## Collection entries

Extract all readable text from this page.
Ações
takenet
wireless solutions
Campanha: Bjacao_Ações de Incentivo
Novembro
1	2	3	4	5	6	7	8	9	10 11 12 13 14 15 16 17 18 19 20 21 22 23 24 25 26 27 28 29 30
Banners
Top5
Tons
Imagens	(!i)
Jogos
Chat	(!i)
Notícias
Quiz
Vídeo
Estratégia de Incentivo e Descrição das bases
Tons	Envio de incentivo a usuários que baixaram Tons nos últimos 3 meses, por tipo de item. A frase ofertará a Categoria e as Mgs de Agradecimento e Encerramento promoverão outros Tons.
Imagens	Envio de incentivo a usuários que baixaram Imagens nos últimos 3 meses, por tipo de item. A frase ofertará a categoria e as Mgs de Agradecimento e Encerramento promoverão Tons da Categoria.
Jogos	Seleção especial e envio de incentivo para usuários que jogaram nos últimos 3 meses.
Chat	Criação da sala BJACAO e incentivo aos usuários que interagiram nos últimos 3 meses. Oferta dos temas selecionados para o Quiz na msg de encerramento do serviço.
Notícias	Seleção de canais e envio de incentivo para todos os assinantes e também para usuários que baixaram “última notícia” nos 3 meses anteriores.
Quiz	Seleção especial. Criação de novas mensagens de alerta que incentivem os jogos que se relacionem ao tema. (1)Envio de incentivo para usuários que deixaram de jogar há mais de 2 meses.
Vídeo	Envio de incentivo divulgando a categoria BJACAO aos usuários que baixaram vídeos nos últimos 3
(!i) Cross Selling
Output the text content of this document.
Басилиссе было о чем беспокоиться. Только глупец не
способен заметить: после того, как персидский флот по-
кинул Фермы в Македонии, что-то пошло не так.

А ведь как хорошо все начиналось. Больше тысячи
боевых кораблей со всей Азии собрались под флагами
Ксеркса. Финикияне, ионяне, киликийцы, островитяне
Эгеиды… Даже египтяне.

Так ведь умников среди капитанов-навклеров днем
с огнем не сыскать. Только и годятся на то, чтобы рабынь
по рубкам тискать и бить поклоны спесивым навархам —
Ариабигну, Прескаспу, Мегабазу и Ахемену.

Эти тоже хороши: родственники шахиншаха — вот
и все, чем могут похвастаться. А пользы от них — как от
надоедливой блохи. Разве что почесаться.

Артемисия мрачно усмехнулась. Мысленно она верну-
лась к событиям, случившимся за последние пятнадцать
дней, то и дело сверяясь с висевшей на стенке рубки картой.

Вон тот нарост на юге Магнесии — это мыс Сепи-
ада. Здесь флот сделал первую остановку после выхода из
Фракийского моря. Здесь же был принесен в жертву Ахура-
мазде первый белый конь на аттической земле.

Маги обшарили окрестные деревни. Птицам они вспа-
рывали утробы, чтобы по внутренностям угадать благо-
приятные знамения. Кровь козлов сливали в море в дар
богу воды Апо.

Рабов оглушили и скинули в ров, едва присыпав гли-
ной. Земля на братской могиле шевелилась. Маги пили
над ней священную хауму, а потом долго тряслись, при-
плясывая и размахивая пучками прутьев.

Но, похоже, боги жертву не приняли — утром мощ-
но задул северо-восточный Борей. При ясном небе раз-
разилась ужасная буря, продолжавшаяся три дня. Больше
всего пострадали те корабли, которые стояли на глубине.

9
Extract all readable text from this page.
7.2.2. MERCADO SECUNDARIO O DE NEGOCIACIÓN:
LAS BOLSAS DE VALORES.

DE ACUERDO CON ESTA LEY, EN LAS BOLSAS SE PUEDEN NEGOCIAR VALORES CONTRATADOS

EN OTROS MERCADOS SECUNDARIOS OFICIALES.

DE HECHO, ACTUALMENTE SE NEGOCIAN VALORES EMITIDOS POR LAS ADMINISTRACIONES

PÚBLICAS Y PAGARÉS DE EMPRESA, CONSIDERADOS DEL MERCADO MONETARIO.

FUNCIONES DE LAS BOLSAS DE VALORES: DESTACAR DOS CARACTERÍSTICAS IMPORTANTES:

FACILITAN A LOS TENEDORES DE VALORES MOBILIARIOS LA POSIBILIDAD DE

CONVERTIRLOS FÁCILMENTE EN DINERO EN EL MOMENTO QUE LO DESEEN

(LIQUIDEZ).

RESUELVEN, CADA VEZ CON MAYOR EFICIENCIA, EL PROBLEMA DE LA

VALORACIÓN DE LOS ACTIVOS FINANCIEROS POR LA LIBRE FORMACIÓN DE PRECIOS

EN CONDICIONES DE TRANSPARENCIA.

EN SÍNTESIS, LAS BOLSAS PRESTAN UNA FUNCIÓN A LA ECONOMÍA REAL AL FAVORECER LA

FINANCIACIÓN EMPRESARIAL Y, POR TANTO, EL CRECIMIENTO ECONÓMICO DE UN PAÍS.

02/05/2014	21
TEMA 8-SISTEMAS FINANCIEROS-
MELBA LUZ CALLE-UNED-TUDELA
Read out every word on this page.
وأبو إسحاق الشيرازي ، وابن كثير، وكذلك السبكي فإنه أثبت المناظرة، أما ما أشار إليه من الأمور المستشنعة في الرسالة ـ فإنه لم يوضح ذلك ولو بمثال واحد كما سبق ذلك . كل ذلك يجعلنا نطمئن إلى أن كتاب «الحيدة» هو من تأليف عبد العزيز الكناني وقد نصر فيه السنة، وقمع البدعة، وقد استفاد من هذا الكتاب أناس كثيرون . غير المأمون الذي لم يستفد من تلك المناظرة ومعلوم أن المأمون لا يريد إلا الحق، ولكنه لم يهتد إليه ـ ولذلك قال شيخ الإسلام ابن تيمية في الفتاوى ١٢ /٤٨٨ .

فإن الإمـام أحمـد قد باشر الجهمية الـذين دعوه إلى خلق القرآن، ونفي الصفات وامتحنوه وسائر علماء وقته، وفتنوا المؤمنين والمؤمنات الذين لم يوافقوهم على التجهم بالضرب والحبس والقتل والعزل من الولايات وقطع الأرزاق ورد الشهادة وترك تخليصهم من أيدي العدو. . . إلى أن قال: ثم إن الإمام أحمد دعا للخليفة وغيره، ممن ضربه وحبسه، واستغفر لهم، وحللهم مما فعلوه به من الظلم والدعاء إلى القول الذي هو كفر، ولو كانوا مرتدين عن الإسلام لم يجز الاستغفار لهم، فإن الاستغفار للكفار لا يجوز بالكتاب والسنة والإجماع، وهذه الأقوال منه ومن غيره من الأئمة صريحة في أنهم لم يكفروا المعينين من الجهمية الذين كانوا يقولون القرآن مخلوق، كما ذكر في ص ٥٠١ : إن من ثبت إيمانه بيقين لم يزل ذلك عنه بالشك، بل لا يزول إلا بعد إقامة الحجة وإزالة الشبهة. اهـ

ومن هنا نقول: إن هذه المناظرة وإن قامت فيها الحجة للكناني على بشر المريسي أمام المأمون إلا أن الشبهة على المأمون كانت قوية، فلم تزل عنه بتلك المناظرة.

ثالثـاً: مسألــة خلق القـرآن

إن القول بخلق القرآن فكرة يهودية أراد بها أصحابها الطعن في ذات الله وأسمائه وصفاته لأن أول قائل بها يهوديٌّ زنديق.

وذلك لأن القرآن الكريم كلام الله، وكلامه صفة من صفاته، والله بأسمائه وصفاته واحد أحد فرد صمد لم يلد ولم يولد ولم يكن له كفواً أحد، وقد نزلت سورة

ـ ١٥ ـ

## GIVEN TASK
Output all of the data again. Match it exactly.

## SOLVED PROBLEM
Extract all readable text from this page.
Ações
takenet
wireless solutions
Campanha: Bjacao_Ações de Incentivo
Novembro
1	2	3	4	5	6	7	8	9	10 11 12 13 14 15 16 17 18 19 20 21 22 23 24 25 26 27 28 29 30
Banners
Top5
Tons
Imagens	(!i)
Jogos
Chat	(!i)
Notícias
Quiz
Vídeo
Estratégia de Incentivo e Descrição das bases
Tons	Envio de incentivo a usuários que baixaram Tons nos últimos 3 meses, por tipo de item. A frase ofertará a Categoria e as Mgs de Agradecimento e Encerramento promoverão outros Tons.
Imagens	Envio de incentivo a usuários que baixaram Imagens nos últimos 3 meses, por tipo de item. A frase ofertará a categoria e as Mgs de Agradecimento e Encerramento promoverão Tons da Categoria.
Jogos	Seleção especial e envio de incentivo para usuários que jogaram nos últimos 3 meses.
Chat	Criação da sala BJACAO e incentivo aos usuários que interagiram nos últimos 3 meses. Oferta dos temas selecionados para o Quiz na msg de encerramento do serviço.
Notícias	Seleção de canais e envio de incentivo para todos os assinantes e também para usuários que baixaram “última notícia” nos 3 meses anteriores.
Quiz	Seleção especial. Criação de novas mensagens de alerta que incentivem os jogos que se relacionem ao tema. (1)Envio de incentivo para usuários que deixaram de jogar há mais de 2 meses.
Vídeo	Envio de incentivo divulgando a categoria BJACAO aos usuários que baixaram vídeos nos últimos 3
(!i) Cross Selling
Output the text content of this document.
Басилиссе было о чем беспокоиться. Только глупец не
способен заметить: после того, как персидский флот по-
кинул Фермы в Македонии, что-то пошло не так.

А ведь как хорошо все начиналось. Больше тысячи
боевых кораблей со всей Азии собрались под флагами
Ксеркса. Финикияне, ионяне, киликийцы, островитяне
Эгеиды… Даже египтяне.

Так ведь умников среди капитанов-навклеров днем
с огнем не сыскать. Только и годятся на то, чтобы рабынь
по рубкам тискать и бить поклоны спесивым навархам —
Ариабигну, Прескаспу, Мегабазу и Ахемену.

Эти тоже хороши: родственники шахиншаха — вот
и все, чем могут похвастаться. А пользы от них — как от
надоедливой блохи. Разве что почесаться.

Артемисия мрачно усмехнулась. Мысленно она верну-
лась к событиям, случившимся за последние пятнадцать
дней, то и дело сверяясь с висевшей на стенке рубки картой.

Вон тот нарост на юге Магнесии — это мыс Сепи-
ада. Здесь флот сделал первую остановку после выхода из
Фракийского моря. Здесь же был принесен в жертву Ахура-
мазде первый белый конь на аттической земле.

Маги обшарили окрестные деревни. Птицам они вспа-
рывали утробы, чтобы по внутренностям угадать благо-
приятные знамения. Кровь козлов сливали в море в дар
богу воды Апо.

Рабов оглушили и скинули в ров, едва присыпав гли-
ной. Земля на братской могиле шевелилась. Маги пили
над ней священную хауму, а потом долго тряслись, при-
плясывая и размахивая пучками прутьев.

Но, похоже, боги жертву не приняли — утром мощ-
но задул северо-восточный Борей. При ясном небе раз-
разилась ужасная буря, продолжавшаяся три дня. Больше
всего пострадали те корабли, которые стояли на глубине.

9
Extract all readable text from this page.
7.2.2. MERCADO SECUNDARIO O DE NEGOCIACIÓN:
LAS BOLSAS DE VALORES.

DE ACUERDO CON ESTA LEY, EN LAS BOLSAS SE PUEDEN NEGOCIAR VALORES CONTRATADOS

EN OTROS MERCADOS SECUNDARIOS OFICIALES.

DE HECHO, ACTUALMENTE SE NEGOCIAN VALORES EMITIDOS POR LAS ADMINISTRACIONES

PÚBLICAS Y PAGARÉS DE EMPRESA, CONSIDERADOS DEL MERCADO MONETARIO.

FUNCIONES DE LAS BOLSAS DE VALORES: DESTACAR DOS CARACTERÍSTICAS IMPORTANTES:

FACILITAN A LOS TENEDORES DE VALORES MOBILIARIOS LA POSIBILIDAD DE

CONVERTIRLOS FÁCILMENTE EN DINERO EN EL MOMENTO QUE LO DESEEN

(LIQUIDEZ).

RESUELVEN, CADA VEZ CON MAYOR EFICIENCIA, EL PROBLEMA DE LA

VALORACIÓN DE LOS ACTIVOS FINANCIEROS POR LA LIBRE FORMACIÓN DE PRECIOS

EN CONDICIONES DE TRANSPARENCIA.

EN SÍNTESIS, LAS BOLSAS PRESTAN UNA FUNCIÓN A LA ECONOMÍA REAL AL FAVORECER LA

FINANCIACIÓN EMPRESARIAL Y, POR TANTO, EL CRECIMIENTO ECONÓMICO DE UN PAÍS.

02/05/2014	21
TEMA 8-SISTEMAS FINANCIEROS-
MELBA LUZ CALLE-UNED-TUDELA
Read out every word on this page.
وأبو إسحاق الشيرازي ، وابن كثير، وكذلك السبكي فإنه أثبت المناظرة، أما ما أشار إليه من الأمور المستشنعة في الرسالة ـ فإنه لم يوضح ذلك ولو بمثال واحد كما سبق ذلك . كل ذلك يجعلنا نطمئن إلى أن كتاب «الحيدة» هو من تأليف عبد العزيز الكناني وقد نصر فيه السنة، وقمع البدعة، وقد استفاد من هذا الكتاب أناس كثيرون . غير المأمون الذي لم يستفد من تلك المناظرة ومعلوم أن المأمون لا يريد إلا الحق، ولكنه لم يهتد إليه ـ ولذلك قال شيخ الإسلام ابن تيمية في الفتاوى ١٢ /٤٨٨ .

فإن الإمـام أحمـد قد باشر الجهمية الـذين دعوه إلى خلق القرآن، ونفي الصفات وامتحنوه وسائر علماء وقته، وفتنوا المؤمنين والمؤمنات الذين لم يوافقوهم على التجهم بالضرب والحبس والقتل والعزل من الولايات وقطع الأرزاق ورد الشهادة وترك تخليصهم من أيدي العدو. . . إلى أن قال: ثم إن الإمام أحمد دعا للخليفة وغيره، ممن ضربه وحبسه، واستغفر لهم، وحللهم مما فعلوه به من الظلم والدعاء إلى القول الذي هو كفر، ولو كانوا مرتدين عن الإسلام لم يجز الاستغفار لهم، فإن الاستغفار للكفار لا يجوز بالكتاب والسنة والإجماع، وهذه الأقوال منه ومن غيره من الأئمة صريحة في أنهم لم يكفروا المعينين من الجهمية الذين كانوا يقولون القرآن مخلوق، كما ذكر في ص ٥٠١ : إن من ثبت إيمانه بيقين لم يزل ذلك عنه بالشك، بل لا يزول إلا بعد إقامة الحجة وإزالة الشبهة. اهـ

ومن هنا نقول: إن هذه المناظرة وإن قامت فيها الحجة للكناني على بشر المريسي أمام المأمون إلا أن الشبهة على المأمون كانت قوية، فلم تزل عنه بتلك المناظرة.

ثالثـاً: مسألــة خلق القـرآن

إن القول بخلق القرآن فكرة يهودية أراد بها أصحابها الطعن في ذات الله وأسمائه وصفاته لأن أول قائل بها يهوديٌّ زنديق.

وذلك لأن القرآن الكريم كلام الله، وكلامه صفة من صفاته، والله بأسمائه وصفاته واحد أحد فرد صمد لم يلد ولم يولد ولم يكن له كفواً أحد، وقد نزلت سورة

ـ ١٥ ـ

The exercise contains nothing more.